▶ WHAT THE TASK REQUIRES:
Are you able to retype all the records below exactly?
[Start INPUT RECORDS]
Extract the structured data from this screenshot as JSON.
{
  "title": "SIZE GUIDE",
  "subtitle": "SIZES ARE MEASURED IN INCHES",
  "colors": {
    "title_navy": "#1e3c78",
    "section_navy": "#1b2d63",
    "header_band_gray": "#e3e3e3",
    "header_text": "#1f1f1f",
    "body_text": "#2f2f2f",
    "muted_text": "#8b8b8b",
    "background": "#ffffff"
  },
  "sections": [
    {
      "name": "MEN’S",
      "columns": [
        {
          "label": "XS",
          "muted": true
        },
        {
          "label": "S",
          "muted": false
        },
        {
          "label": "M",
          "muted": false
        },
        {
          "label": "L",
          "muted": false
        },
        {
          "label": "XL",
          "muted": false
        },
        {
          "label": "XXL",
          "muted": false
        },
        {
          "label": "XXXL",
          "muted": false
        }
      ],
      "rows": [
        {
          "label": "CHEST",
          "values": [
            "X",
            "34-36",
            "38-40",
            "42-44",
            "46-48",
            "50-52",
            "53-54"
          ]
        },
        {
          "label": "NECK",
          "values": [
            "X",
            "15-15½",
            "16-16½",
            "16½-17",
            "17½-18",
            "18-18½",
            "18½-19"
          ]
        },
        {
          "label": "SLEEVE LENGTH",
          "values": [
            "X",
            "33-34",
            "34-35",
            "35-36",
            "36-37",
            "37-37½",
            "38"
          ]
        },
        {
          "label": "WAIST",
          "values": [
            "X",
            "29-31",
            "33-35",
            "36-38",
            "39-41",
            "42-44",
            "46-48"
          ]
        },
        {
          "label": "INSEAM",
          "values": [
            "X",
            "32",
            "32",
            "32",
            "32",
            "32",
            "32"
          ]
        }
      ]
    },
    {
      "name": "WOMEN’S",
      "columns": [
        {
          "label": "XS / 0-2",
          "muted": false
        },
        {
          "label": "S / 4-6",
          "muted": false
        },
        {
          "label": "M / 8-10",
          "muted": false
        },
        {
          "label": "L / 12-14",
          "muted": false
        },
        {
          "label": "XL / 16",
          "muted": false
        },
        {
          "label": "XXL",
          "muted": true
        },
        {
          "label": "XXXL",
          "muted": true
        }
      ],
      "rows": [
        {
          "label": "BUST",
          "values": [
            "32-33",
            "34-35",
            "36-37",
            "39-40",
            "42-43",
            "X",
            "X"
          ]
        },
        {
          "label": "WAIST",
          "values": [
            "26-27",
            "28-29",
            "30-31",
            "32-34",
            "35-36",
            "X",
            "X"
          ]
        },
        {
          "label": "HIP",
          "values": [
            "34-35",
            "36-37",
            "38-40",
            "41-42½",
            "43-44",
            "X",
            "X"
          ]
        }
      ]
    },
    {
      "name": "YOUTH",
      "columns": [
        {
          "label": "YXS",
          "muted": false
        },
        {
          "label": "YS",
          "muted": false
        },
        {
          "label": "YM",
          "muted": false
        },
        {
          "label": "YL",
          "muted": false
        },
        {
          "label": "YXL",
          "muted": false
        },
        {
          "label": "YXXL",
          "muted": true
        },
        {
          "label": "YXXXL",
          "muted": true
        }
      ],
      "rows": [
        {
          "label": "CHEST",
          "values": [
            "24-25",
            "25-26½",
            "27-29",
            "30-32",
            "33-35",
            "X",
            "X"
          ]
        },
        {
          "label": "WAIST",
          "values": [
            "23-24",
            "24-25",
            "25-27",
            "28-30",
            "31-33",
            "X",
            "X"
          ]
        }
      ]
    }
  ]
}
[End INPUT RECORDS]
▶ OUTPUT OF THE EXERCISE:
Extract the structured data from this screenshot as JSON.
{
  "title": "SIZE GUIDE",
  "subtitle": "SIZES ARE MEASURED IN INCHES",
  "colors": {
    "title_navy": "#1e3c78",
    "section_navy": "#1b2d63",
    "header_band_gray": "#e3e3e3",
    "header_text": "#1f1f1f",
    "body_text": "#2f2f2f",
    "muted_text": "#8b8b8b",
    "background": "#ffffff"
  },
  "sections": [
    {
      "name": "MEN’S",
      "columns": [
        {
          "label": "XS",
          "muted": true
        },
        {
          "label": "S",
          "muted": false
        },
        {
          "label": "M",
          "muted": false
        },
        {
          "label": "L",
          "muted": false
        },
        {
          "label": "XL",
          "muted": false
        },
        {
          "label": "XXL",
          "muted": false
        },
        {
          "label": "XXXL",
          "muted": false
        }
      ],
      "rows": [
        {
          "label": "CHEST",
          "values": [
            "X",
            "34-36",
            "38-40",
            "42-44",
            "46-48",
            "50-52",
            "53-54"
          ]
        },
        {
          "label": "NECK",
          "values": [
            "X",
            "15-15½",
            "16-16½",
            "16½-17",
            "17½-18",
            "18-18½",
            "18½-19"
          ]
        },
        {
          "label": "SLEEVE LENGTH",
          "values": [
            "X",
            "33-34",
            "34-35",
            "35-36",
            "36-37",
            "37-37½",
            "38"
          ]
        },
        {
          "label": "WAIST",
          "values": [
            "X",
            "29-31",
            "33-35",
            "36-38",
            "39-41",
            "42-44",
            "46-48"
          ]
        },
        {
          "label": "INSEAM",
          "values": [
            "X",
            "32",
            "32",
            "32",
            "32",
            "32",
            "32"
          ]
        }
      ]
    },
    {
      "name": "WOMEN’S",
      "columns": [
        {
          "label": "XS / 0-2",
          "muted": false
        },
        {
          "label": "S / 4-6",
          "muted": false
        },
        {
          "label": "M / 8-10",
          "muted": false
        },
        {
          "label": "L / 12-14",
          "muted": false
        },
        {
          "label": "XL / 16",
          "muted": false
        },
        {
          "label": "XXL",
          "muted": true
        },
        {
          "label": "XXXL",
          "muted": true
        }
      ],
      "rows": [
        {
          "label": "BUST",
          "values": [
            "32-33",
            "34-35",
            "36-37",
            "39-40",
            "42-43",
            "X",
            "X"
          ]
        },
        {
          "label": "WAIST",
          "values": [
            "26-27",
            "28-29",
            "30-31",
            "32-34",
            "35-36",
            "X",
            "X"
          ]
        },
        {
          "label": "HIP",
          "values": [
            "34-35",
            "36-37",
            "38-40",
            "41-42½",
            "43-44",
            "X",
            "X"
          ]
        }
      ]
    },
    {
      "name": "YOUTH",
      "columns": [
        {
          "label": "YXS",
          "muted": false
        },
        {
          "label": "YS",
          "muted": false
        },
        {
          "label": "YM",
          "muted": false
        },
        {
          "label": "YL",
          "muted": false
        },
        {
          "label": "YXL",
          "muted": false
        },
        {
          "label": "YXXL",
          "muted": true
        },
        {
          "label": "YXXXL",
          "muted": true
        }
      ],
      "rows": [
        {
          "label": "CHEST",
          "values": [
            "24-25",
            "25-26½",
            "27-29",
            "30-32",
            "33-35",
            "X",
            "X"
          ]
        },
        {
          "label": "WAIST",
          "values": [
            "23-24",
            "24-25",
            "25-27",
            "28-30",
            "31-33",
            "X",
            "X"
          ]
        }
      ]
    }
  ]
}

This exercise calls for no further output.